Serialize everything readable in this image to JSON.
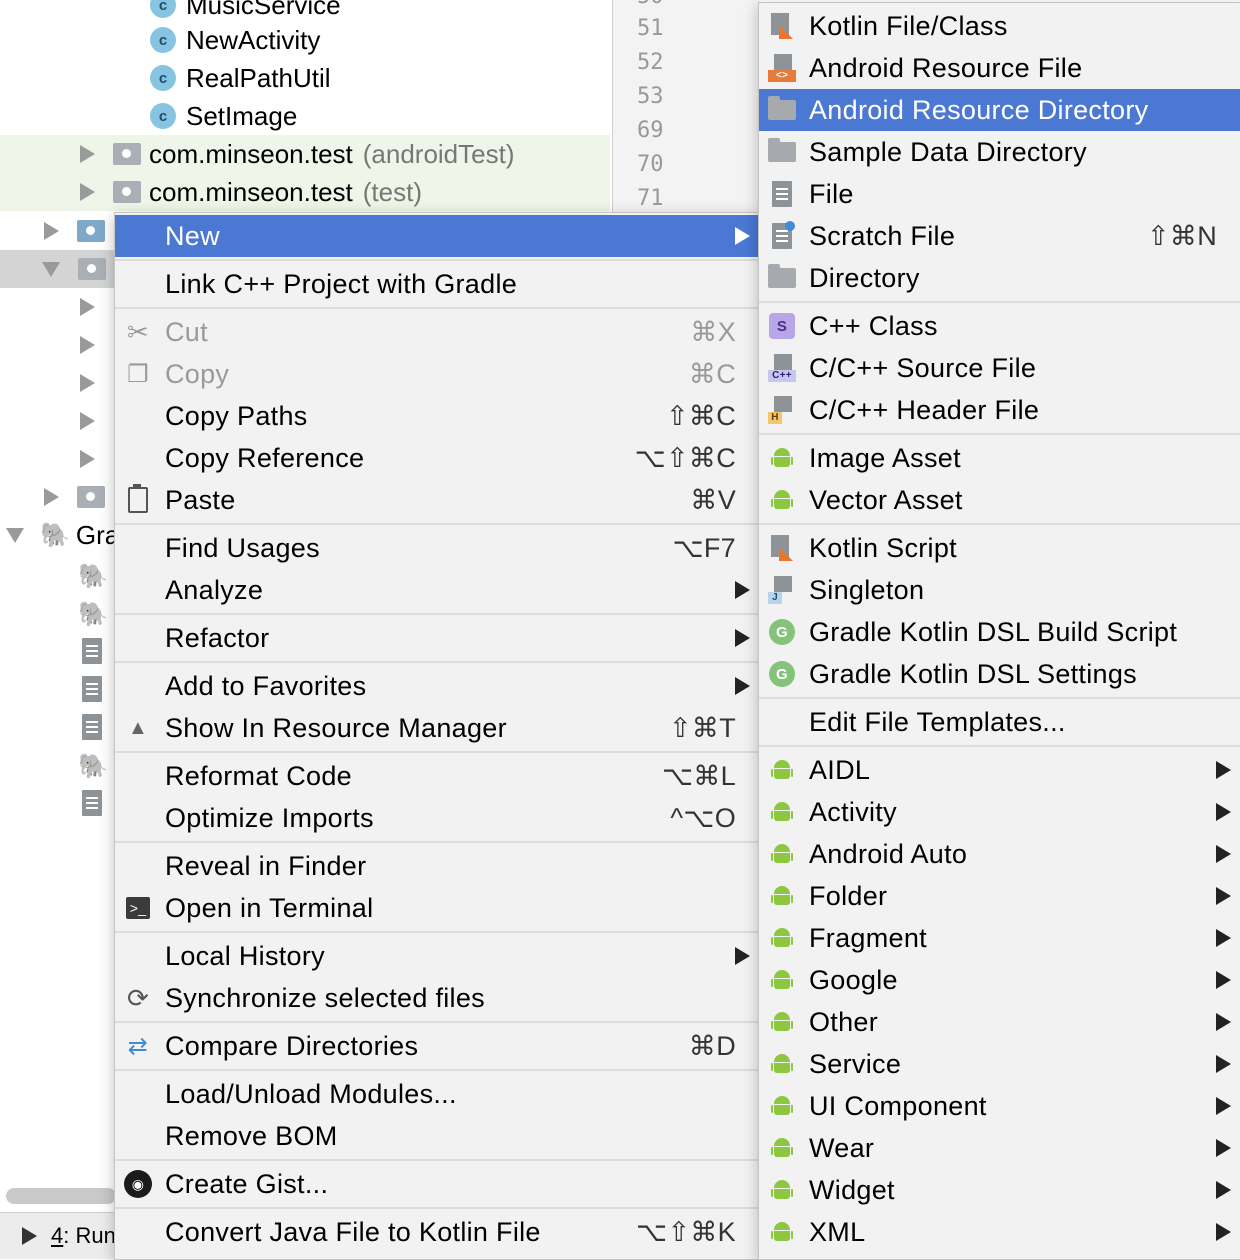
{
  "tree": {
    "classes": [
      "MusicService",
      "NewActivity",
      "RealPathUtil",
      "SetImage"
    ],
    "class_badge": "c",
    "packages": [
      {
        "name": "com.minseon.test",
        "suffix": "(androidTest)"
      },
      {
        "name": "com.minseon.test",
        "suffix": "(test)"
      }
    ],
    "gradle_label": "Gra"
  },
  "gutter": {
    "lines": [
      "51",
      "52",
      "53",
      "69",
      "70",
      "71"
    ]
  },
  "runbar": {
    "number": "4",
    "label": ": Run"
  },
  "context_menu": {
    "items": [
      {
        "name": "new",
        "label": "New",
        "shortcut": "",
        "submenu": true,
        "selected": true,
        "icon": ""
      },
      {
        "sep": true
      },
      {
        "name": "link-cpp",
        "label": "Link C++ Project with Gradle",
        "shortcut": "",
        "icon": ""
      },
      {
        "sep": true
      },
      {
        "name": "cut",
        "label": "Cut",
        "shortcut": "⌘X",
        "disabled": true,
        "icon": "scissors-icon"
      },
      {
        "name": "copy",
        "label": "Copy",
        "shortcut": "⌘C",
        "disabled": true,
        "icon": "copy-icon"
      },
      {
        "name": "copy-paths",
        "label": "Copy Paths",
        "shortcut": "⇧⌘C",
        "icon": ""
      },
      {
        "name": "copy-reference",
        "label": "Copy Reference",
        "shortcut": "⌥⇧⌘C",
        "icon": ""
      },
      {
        "name": "paste",
        "label": "Paste",
        "shortcut": "⌘V",
        "icon": "clipboard-icon"
      },
      {
        "sep": true
      },
      {
        "name": "find-usages",
        "label": "Find Usages",
        "shortcut": "⌥F7",
        "icon": ""
      },
      {
        "name": "analyze",
        "label": "Analyze",
        "submenu": true,
        "icon": ""
      },
      {
        "sep": true
      },
      {
        "name": "refactor",
        "label": "Refactor",
        "submenu": true,
        "icon": ""
      },
      {
        "sep": true
      },
      {
        "name": "add-favorites",
        "label": "Add to Favorites",
        "submenu": true,
        "icon": ""
      },
      {
        "name": "show-resource-manager",
        "label": "Show In Resource Manager",
        "shortcut": "⇧⌘T",
        "icon": "shapes-icon"
      },
      {
        "sep": true
      },
      {
        "name": "reformat",
        "label": "Reformat Code",
        "shortcut": "⌥⌘L",
        "icon": ""
      },
      {
        "name": "optimize-imports",
        "label": "Optimize Imports",
        "shortcut": "^⌥O",
        "icon": ""
      },
      {
        "sep": true
      },
      {
        "name": "reveal-finder",
        "label": "Reveal in Finder",
        "shortcut": "",
        "icon": ""
      },
      {
        "name": "open-terminal",
        "label": "Open in Terminal",
        "shortcut": "",
        "icon": "terminal-icon"
      },
      {
        "sep": true
      },
      {
        "name": "local-history",
        "label": "Local History",
        "submenu": true,
        "icon": ""
      },
      {
        "name": "synchronize",
        "label": "Synchronize selected files",
        "shortcut": "",
        "icon": "sync-icon"
      },
      {
        "sep": true
      },
      {
        "name": "compare-dirs",
        "label": "Compare Directories",
        "shortcut": "⌘D",
        "icon": "compare-icon"
      },
      {
        "sep": true
      },
      {
        "name": "load-unload",
        "label": "Load/Unload Modules...",
        "shortcut": "",
        "icon": ""
      },
      {
        "name": "remove-bom",
        "label": "Remove BOM",
        "shortcut": "",
        "icon": ""
      },
      {
        "sep": true
      },
      {
        "name": "create-gist",
        "label": "Create Gist...",
        "shortcut": "",
        "icon": "github-icon"
      },
      {
        "sep": true
      },
      {
        "name": "convert-kotlin",
        "label": "Convert Java File to Kotlin File",
        "shortcut": "⌥⇧⌘K",
        "icon": ""
      }
    ]
  },
  "new_submenu": {
    "items": [
      {
        "name": "kotlin-file",
        "label": "Kotlin File/Class",
        "icon": "kotlin-icon"
      },
      {
        "name": "android-resource-file",
        "label": "Android Resource File",
        "icon": "resource-file-icon"
      },
      {
        "name": "android-resource-dir",
        "label": "Android Resource Directory",
        "icon": "folder-icon",
        "selected": true
      },
      {
        "name": "sample-data-dir",
        "label": "Sample Data Directory",
        "icon": "folder-icon"
      },
      {
        "name": "file",
        "label": "File",
        "icon": "file-icon"
      },
      {
        "name": "scratch-file",
        "label": "Scratch File",
        "shortcut": "⇧⌘N",
        "icon": "scratch-icon"
      },
      {
        "name": "directory",
        "label": "Directory",
        "icon": "folder-icon"
      },
      {
        "sep": true
      },
      {
        "name": "cpp-class",
        "label": "C++ Class",
        "icon": "s-badge-icon",
        "badge": "S"
      },
      {
        "name": "cpp-source",
        "label": "C/C++ Source File",
        "icon": "cpp-icon",
        "badge": "C++"
      },
      {
        "name": "cpp-header",
        "label": "C/C++ Header File",
        "icon": "header-icon",
        "badge": "H"
      },
      {
        "sep": true
      },
      {
        "name": "image-asset",
        "label": "Image Asset",
        "icon": "android-icon"
      },
      {
        "name": "vector-asset",
        "label": "Vector Asset",
        "icon": "android-icon"
      },
      {
        "sep": true
      },
      {
        "name": "kotlin-script",
        "label": "Kotlin Script",
        "icon": "kotlin-icon"
      },
      {
        "name": "singleton",
        "label": "Singleton",
        "icon": "java-icon",
        "badge": "J"
      },
      {
        "name": "gradle-kts-build",
        "label": "Gradle Kotlin DSL Build Script",
        "icon": "g-badge-icon",
        "badge": "G"
      },
      {
        "name": "gradle-kts-settings",
        "label": "Gradle Kotlin DSL Settings",
        "icon": "g-badge-icon",
        "badge": "G"
      },
      {
        "sep": true
      },
      {
        "name": "edit-templates",
        "label": "Edit File Templates...",
        "icon": ""
      },
      {
        "sep": true
      },
      {
        "name": "aidl",
        "label": "AIDL",
        "icon": "android-icon",
        "submenu": true
      },
      {
        "name": "activity",
        "label": "Activity",
        "icon": "android-icon",
        "submenu": true
      },
      {
        "name": "android-auto",
        "label": "Android Auto",
        "icon": "android-icon",
        "submenu": true
      },
      {
        "name": "folder",
        "label": "Folder",
        "icon": "android-icon",
        "submenu": true
      },
      {
        "name": "fragment",
        "label": "Fragment",
        "icon": "android-icon",
        "submenu": true
      },
      {
        "name": "google",
        "label": "Google",
        "icon": "android-icon",
        "submenu": true
      },
      {
        "name": "other",
        "label": "Other",
        "icon": "android-icon",
        "submenu": true
      },
      {
        "name": "service",
        "label": "Service",
        "icon": "android-icon",
        "submenu": true
      },
      {
        "name": "ui-component",
        "label": "UI Component",
        "icon": "android-icon",
        "submenu": true
      },
      {
        "name": "wear",
        "label": "Wear",
        "icon": "android-icon",
        "submenu": true
      },
      {
        "name": "widget",
        "label": "Widget",
        "icon": "android-icon",
        "submenu": true
      },
      {
        "name": "xml",
        "label": "XML",
        "icon": "android-icon",
        "submenu": true
      }
    ]
  },
  "colors": {
    "selection": "#4a78d3",
    "menu_bg": "#f2f2f2",
    "android_green": "#8dc63f"
  }
}
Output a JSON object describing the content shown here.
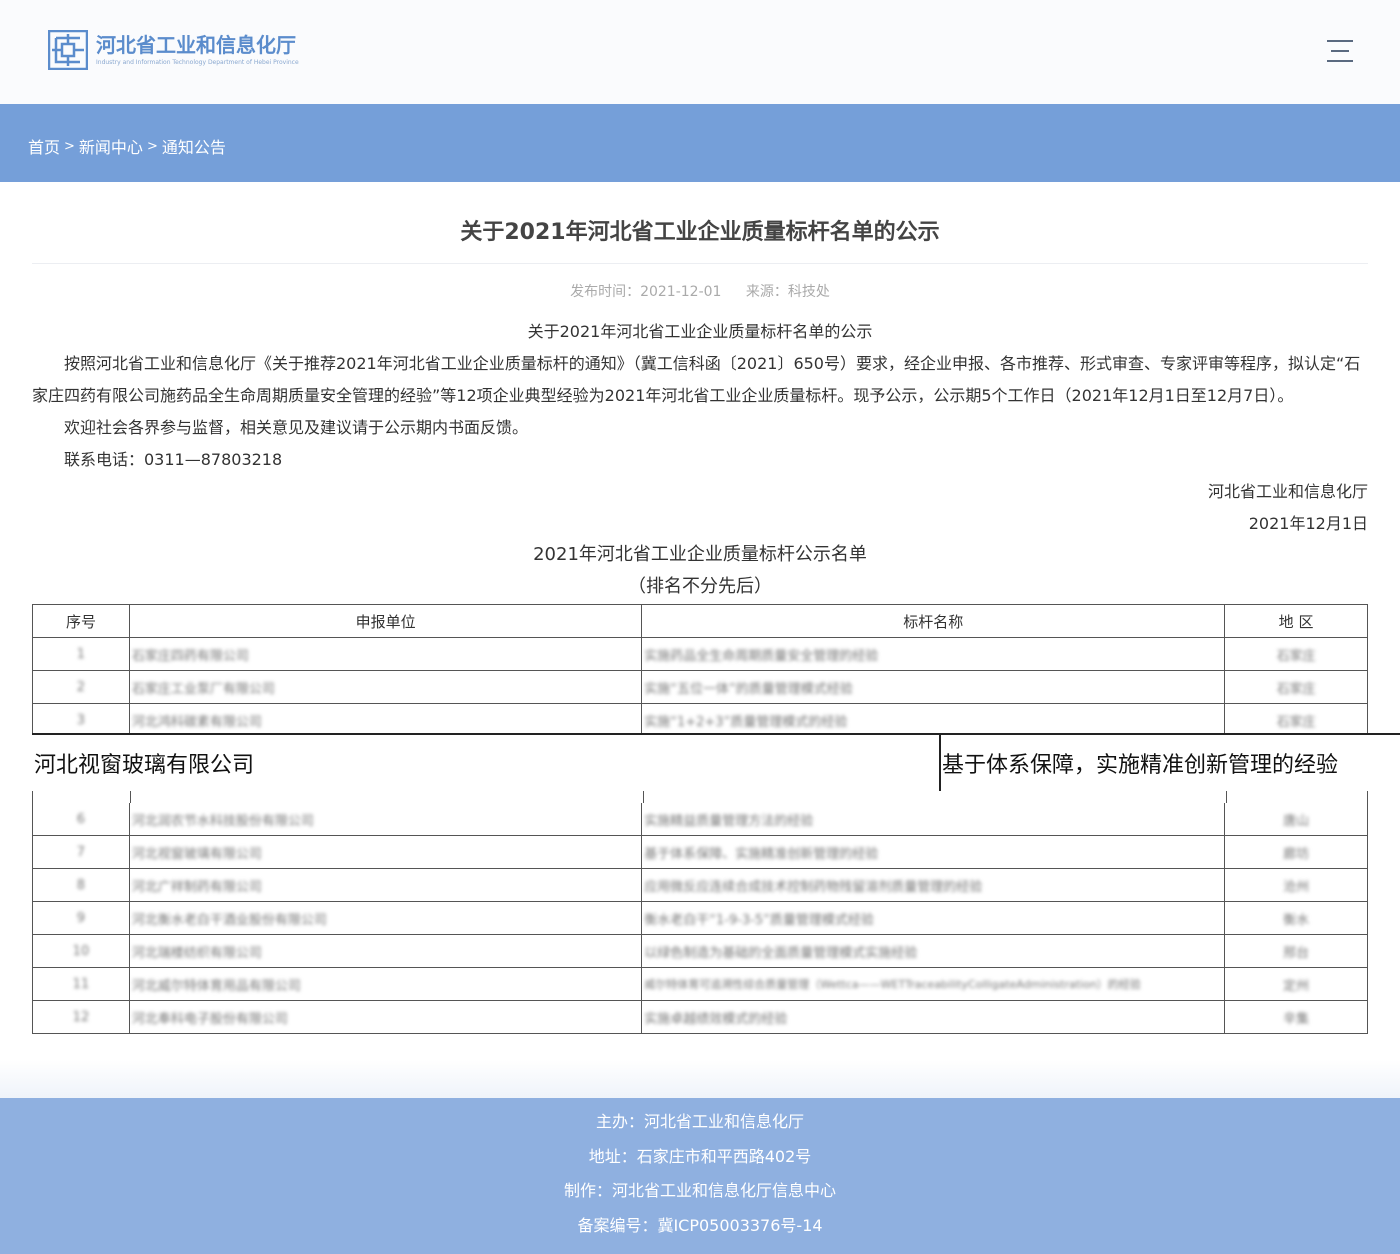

....

> [Goal of the exercise]
Every line of the data should be copied as it stands, without the images.

> [Output of the task]
Serialize everything readable in this image to JSON.
{
  "tree": {
    "classes": [
      "MusicService",
      "NewActivity",
      "RealPathUtil",
      "SetImage"
    ],
    "class_badge": "c",
    "packages": [
      {
        "name": "com.minseon.test",
        "suffix": "(androidTest)"
      },
      {
        "name": "com.minseon.test",
        "suffix": "(test)"
      }
    ],
    "gradle_label": "Gra"
  },
  "gutter": {
    "lines": [
      "51",
      "52",
      "53",
      "69",
      "70",
      "71"
    ]
  },
  "runbar": {
    "number": "4",
    "label": ": Run"
  },
  "context_menu": {
    "items": [
      {
        "name": "new",
        "label": "New",
        "shortcut": "",
        "submenu": true,
        "selected": true,
        "icon": ""
      },
      {
        "sep": true
      },
      {
        "name": "link-cpp",
        "label": "Link C++ Project with Gradle",
        "shortcut": "",
        "icon": ""
      },
      {
        "sep": true
      },
      {
        "name": "cut",
        "label": "Cut",
        "shortcut": "⌘X",
        "disabled": true,
        "icon": "scissors-icon"
      },
      {
        "name": "copy",
        "label": "Copy",
        "shortcut": "⌘C",
        "disabled": true,
        "icon": "copy-icon"
      },
      {
        "name": "copy-paths",
        "label": "Copy Paths",
        "shortcut": "⇧⌘C",
        "icon": ""
      },
      {
        "name": "copy-reference",
        "label": "Copy Reference",
        "shortcut": "⌥⇧⌘C",
        "icon": ""
      },
      {
        "name": "paste",
        "label": "Paste",
        "shortcut": "⌘V",
        "icon": "clipboard-icon"
      },
      {
        "sep": true
      },
      {
        "name": "find-usages",
        "label": "Find Usages",
        "shortcut": "⌥F7",
        "icon": ""
      },
      {
        "name": "analyze",
        "label": "Analyze",
        "submenu": true,
        "icon": ""
      },
      {
        "sep": true
      },
      {
        "name": "refactor",
        "label": "Refactor",
        "submenu": true,
        "icon": ""
      },
      {
        "sep": true
      },
      {
        "name": "add-favorites",
        "label": "Add to Favorites",
        "submenu": true,
        "icon": ""
      },
      {
        "name": "show-resource-manager",
        "label": "Show In Resource Manager",
        "shortcut": "⇧⌘T",
        "icon": "shapes-icon"
      },
      {
        "sep": true
      },
      {
        "name": "reformat",
        "label": "Reformat Code",
        "shortcut": "⌥⌘L",
        "icon": ""
      },
      {
        "name": "optimize-imports",
        "label": "Optimize Imports",
        "shortcut": "^⌥O",
        "icon": ""
      },
      {
        "sep": true
      },
      {
        "name": "reveal-finder",
        "label": "Reveal in Finder",
        "shortcut": "",
        "icon": ""
      },
      {
        "name": "open-terminal",
        "label": "Open in Terminal",
        "shortcut": "",
        "icon": "terminal-icon"
      },
      {
        "sep": true
      },
      {
        "name": "local-history",
        "label": "Local History",
        "submenu": true,
        "icon": ""
      },
      {
        "name": "synchronize",
        "label": "Synchronize selected files",
        "shortcut": "",
        "icon": "sync-icon"
      },
      {
        "sep": true
      },
      {
        "name": "compare-dirs",
        "label": "Compare Directories",
        "shortcut": "⌘D",
        "icon": "compare-icon"
      },
      {
        "sep": true
      },
      {
        "name": "load-unload",
        "label": "Load/Unload Modules...",
        "shortcut": "",
        "icon": ""
      },
      {
        "name": "remove-bom",
        "label": "Remove BOM",
        "shortcut": "",
        "icon": ""
      },
      {
        "sep": true
      },
      {
        "name": "create-gist",
        "label": "Create Gist...",
        "shortcut": "",
        "icon": "github-icon"
      },
      {
        "sep": true
      },
      {
        "name": "convert-kotlin",
        "label": "Convert Java File to Kotlin File",
        "shortcut": "⌥⇧⌘K",
        "icon": ""
      }
    ]
  },
  "new_submenu": {
    "items": [
      {
        "name": "kotlin-file",
        "label": "Kotlin File/Class",
        "icon": "kotlin-icon"
      },
      {
        "name": "android-resource-file",
        "label": "Android Resource File",
        "icon": "resource-file-icon"
      },
      {
        "name": "android-resource-dir",
        "label": "Android Resource Directory",
        "icon": "folder-icon",
        "selected": true
      },
      {
        "name": "sample-data-dir",
        "label": "Sample Data Directory",
        "icon": "folder-icon"
      },
      {
        "name": "file",
        "label": "File",
        "icon": "file-icon"
      },
      {
        "name": "scratch-file",
        "label": "Scratch File",
        "shortcut": "⇧⌘N",
        "icon": "scratch-icon"
      },
      {
        "name": "directory",
        "label": "Directory",
        "icon": "folder-icon"
      },
      {
        "sep": true
      },
      {
        "name": "cpp-class",
        "label": "C++ Class",
        "icon": "s-badge-icon",
        "badge": "S"
      },
      {
        "name": "cpp-source",
        "label": "C/C++ Source File",
        "icon": "cpp-icon",
        "badge": "C++"
      },
      {
        "name": "cpp-header",
        "label": "C/C++ Header File",
        "icon": "header-icon",
        "badge": "H"
      },
      {
        "sep": true
      },
      {
        "name": "image-asset",
        "label": "Image Asset",
        "icon": "android-icon"
      },
      {
        "name": "vector-asset",
        "label": "Vector Asset",
        "icon": "android-icon"
      },
      {
        "sep": true
      },
      {
        "name": "kotlin-script",
        "label": "Kotlin Script",
        "icon": "kotlin-icon"
      },
      {
        "name": "singleton",
        "label": "Singleton",
        "icon": "java-icon",
        "badge": "J"
      },
      {
        "name": "gradle-kts-build",
        "label": "Gradle Kotlin DSL Build Script",
        "icon": "g-badge-icon",
        "badge": "G"
      },
      {
        "name": "gradle-kts-settings",
        "label": "Gradle Kotlin DSL Settings",
        "icon": "g-badge-icon",
        "badge": "G"
      },
      {
        "sep": true
      },
      {
        "name": "edit-templates",
        "label": "Edit File Templates...",
        "icon": ""
      },
      {
        "sep": true
      },
      {
        "name": "aidl",
        "label": "AIDL",
        "icon": "android-icon",
        "submenu": true
      },
      {
        "name": "activity",
        "label": "Activity",
        "icon": "android-icon",
        "submenu": true
      },
      {
        "name": "android-auto",
        "label": "Android Auto",
        "icon": "android-icon",
        "submenu": true
      },
      {
        "name": "folder",
        "label": "Folder",
        "icon": "android-icon",
        "submenu": true
      },
      {
        "name": "fragment",
        "label": "Fragment",
        "icon": "android-icon",
        "submenu": true
      },
      {
        "name": "google",
        "label": "Google",
        "icon": "android-icon",
        "submenu": true
      },
      {
        "name": "other",
        "label": "Other",
        "icon": "android-icon",
        "submenu": true
      },
      {
        "name": "service",
        "label": "Service",
        "icon": "android-icon",
        "submenu": true
      },
      {
        "name": "ui-component",
        "label": "UI Component",
        "icon": "android-icon",
        "submenu": true
      },
      {
        "name": "wear",
        "label": "Wear",
        "icon": "android-icon",
        "submenu": true
      },
      {
        "name": "widget",
        "label": "Widget",
        "icon": "android-icon",
        "submenu": true
      },
      {
        "name": "xml",
        "label": "XML",
        "icon": "android-icon",
        "submenu": true
      }
    ]
  },
  "colors": {
    "selection": "#4a78d3",
    "menu_bg": "#f2f2f2",
    "android_green": "#8dc63f"
  }
}
Output a JSON object describing the content shown here.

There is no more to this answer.